> [What is required] Pull out every line with the word "text" from the entries below.
======== Given data
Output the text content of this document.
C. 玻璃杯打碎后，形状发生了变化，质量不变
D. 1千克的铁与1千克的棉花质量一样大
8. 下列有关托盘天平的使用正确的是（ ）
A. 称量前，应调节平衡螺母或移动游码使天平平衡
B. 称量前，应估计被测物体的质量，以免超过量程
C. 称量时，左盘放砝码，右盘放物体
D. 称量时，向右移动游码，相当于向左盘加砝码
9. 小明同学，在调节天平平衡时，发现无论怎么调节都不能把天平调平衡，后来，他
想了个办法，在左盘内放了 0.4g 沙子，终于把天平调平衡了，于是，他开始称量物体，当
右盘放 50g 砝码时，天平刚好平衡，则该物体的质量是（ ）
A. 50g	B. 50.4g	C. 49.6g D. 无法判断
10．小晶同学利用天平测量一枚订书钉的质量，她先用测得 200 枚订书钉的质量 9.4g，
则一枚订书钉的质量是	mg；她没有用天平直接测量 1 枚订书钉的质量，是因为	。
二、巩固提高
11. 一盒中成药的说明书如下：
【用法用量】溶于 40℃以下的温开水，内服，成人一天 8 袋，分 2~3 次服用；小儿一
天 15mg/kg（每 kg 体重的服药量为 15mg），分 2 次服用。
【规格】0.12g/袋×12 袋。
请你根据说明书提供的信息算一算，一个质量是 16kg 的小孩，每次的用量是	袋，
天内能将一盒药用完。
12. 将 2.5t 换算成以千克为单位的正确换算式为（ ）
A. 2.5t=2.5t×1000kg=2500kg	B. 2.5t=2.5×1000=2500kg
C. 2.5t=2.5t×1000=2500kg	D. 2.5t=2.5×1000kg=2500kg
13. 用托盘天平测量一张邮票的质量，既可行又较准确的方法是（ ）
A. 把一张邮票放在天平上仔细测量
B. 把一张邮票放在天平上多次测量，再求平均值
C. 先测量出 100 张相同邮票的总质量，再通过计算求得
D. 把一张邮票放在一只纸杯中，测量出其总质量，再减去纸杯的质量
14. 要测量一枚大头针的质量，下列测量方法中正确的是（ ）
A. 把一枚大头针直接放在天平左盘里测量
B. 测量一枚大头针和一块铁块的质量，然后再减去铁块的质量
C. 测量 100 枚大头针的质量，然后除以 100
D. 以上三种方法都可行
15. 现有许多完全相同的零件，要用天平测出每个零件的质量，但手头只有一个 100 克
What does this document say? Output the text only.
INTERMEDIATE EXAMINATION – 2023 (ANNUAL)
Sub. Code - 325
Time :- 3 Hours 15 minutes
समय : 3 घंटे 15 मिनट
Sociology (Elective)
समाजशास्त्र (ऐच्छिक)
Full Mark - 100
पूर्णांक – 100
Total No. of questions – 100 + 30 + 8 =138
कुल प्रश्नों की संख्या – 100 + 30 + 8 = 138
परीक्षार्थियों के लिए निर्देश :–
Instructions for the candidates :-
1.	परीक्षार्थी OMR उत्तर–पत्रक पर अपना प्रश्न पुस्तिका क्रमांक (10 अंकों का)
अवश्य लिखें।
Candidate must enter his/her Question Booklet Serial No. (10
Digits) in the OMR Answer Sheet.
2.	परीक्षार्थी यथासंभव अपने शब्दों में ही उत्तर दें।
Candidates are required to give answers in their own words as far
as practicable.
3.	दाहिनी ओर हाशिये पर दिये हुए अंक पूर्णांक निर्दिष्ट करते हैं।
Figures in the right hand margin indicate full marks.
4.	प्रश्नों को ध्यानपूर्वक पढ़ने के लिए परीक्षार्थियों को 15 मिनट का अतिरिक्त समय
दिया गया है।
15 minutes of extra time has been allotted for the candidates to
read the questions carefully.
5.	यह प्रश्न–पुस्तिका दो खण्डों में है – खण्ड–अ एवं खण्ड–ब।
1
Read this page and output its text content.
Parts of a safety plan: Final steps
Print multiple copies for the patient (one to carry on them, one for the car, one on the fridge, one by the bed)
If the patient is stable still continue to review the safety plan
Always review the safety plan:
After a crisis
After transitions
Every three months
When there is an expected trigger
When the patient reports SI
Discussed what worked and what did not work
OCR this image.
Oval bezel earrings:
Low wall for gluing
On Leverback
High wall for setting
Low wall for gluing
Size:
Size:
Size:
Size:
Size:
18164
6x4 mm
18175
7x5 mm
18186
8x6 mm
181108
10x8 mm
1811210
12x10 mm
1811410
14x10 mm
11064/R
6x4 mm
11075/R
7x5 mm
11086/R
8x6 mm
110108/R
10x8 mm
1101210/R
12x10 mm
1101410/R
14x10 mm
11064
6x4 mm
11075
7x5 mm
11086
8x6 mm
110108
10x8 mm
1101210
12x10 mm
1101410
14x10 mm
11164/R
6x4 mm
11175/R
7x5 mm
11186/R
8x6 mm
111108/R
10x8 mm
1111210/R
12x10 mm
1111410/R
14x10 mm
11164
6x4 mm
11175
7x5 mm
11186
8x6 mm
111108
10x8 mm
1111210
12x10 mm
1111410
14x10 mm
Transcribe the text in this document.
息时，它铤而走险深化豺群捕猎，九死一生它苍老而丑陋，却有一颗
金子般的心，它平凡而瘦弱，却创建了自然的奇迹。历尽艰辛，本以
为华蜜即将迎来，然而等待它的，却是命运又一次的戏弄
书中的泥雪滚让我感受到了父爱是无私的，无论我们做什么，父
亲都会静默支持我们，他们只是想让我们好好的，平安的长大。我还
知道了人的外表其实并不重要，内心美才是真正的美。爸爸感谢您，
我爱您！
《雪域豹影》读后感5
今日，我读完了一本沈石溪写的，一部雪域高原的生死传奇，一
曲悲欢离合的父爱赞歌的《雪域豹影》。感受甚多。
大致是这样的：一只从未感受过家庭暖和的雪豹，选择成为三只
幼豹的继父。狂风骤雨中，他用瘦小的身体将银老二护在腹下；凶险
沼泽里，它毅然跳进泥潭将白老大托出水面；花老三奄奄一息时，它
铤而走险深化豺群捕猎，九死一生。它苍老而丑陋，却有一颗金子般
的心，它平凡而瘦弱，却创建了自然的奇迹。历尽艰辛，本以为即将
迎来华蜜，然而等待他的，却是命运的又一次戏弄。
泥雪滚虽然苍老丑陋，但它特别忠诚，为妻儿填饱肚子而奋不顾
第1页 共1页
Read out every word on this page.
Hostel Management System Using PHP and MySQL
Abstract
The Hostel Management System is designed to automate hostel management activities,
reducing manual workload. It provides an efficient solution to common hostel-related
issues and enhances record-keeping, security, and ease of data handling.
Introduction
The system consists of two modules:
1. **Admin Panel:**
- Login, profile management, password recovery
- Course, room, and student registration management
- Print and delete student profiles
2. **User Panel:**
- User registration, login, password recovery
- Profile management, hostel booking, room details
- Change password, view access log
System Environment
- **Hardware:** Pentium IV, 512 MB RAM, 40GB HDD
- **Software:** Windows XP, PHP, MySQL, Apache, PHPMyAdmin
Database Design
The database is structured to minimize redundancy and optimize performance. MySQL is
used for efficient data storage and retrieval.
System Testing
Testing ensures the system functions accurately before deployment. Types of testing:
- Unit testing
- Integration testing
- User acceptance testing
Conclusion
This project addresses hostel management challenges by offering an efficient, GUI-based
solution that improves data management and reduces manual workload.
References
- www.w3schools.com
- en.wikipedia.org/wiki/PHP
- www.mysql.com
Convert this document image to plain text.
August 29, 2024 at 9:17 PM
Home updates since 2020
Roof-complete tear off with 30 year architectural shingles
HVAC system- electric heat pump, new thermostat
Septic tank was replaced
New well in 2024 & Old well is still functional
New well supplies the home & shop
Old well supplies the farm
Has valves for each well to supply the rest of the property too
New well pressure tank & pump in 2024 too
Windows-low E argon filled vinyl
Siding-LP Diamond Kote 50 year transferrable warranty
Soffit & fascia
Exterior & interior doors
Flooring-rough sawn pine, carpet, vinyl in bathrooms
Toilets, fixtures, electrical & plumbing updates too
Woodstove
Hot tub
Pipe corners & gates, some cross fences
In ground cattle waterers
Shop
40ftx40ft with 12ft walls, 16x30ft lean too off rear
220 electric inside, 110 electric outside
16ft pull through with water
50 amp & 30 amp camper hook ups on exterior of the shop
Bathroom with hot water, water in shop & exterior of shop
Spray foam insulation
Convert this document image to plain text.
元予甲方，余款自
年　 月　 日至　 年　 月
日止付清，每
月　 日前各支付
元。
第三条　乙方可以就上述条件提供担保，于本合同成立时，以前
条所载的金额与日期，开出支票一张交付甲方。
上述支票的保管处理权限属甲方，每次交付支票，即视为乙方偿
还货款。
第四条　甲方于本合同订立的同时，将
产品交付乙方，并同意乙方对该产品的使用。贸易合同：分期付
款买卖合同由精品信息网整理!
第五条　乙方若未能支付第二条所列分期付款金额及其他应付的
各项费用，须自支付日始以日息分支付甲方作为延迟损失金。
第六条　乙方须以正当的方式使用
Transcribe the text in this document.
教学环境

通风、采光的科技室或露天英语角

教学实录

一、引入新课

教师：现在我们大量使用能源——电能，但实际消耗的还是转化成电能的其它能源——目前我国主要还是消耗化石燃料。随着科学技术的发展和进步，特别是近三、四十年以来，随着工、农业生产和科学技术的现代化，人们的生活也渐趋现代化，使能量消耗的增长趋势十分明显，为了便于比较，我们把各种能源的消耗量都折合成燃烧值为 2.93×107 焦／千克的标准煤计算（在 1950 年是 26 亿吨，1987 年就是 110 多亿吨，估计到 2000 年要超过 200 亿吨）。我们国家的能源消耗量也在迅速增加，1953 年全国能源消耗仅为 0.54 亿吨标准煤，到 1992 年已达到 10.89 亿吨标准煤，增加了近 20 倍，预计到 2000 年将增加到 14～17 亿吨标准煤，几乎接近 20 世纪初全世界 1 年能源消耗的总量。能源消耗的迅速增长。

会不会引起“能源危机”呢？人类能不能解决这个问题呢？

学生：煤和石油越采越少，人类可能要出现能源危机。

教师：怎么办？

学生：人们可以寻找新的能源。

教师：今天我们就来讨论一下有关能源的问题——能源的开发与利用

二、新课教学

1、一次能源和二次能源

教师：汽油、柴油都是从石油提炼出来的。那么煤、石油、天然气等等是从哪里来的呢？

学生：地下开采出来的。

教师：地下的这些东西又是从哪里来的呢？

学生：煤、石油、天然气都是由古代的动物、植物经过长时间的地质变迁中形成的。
================
> [Result of the task]
Output the text content of this document.
What does this document say? Output the text only.
Read this page and output its text content.
Transcribe the text in this document.
Convert this document image to plain text.
Convert this document image to plain text.
Transcribe the text in this document.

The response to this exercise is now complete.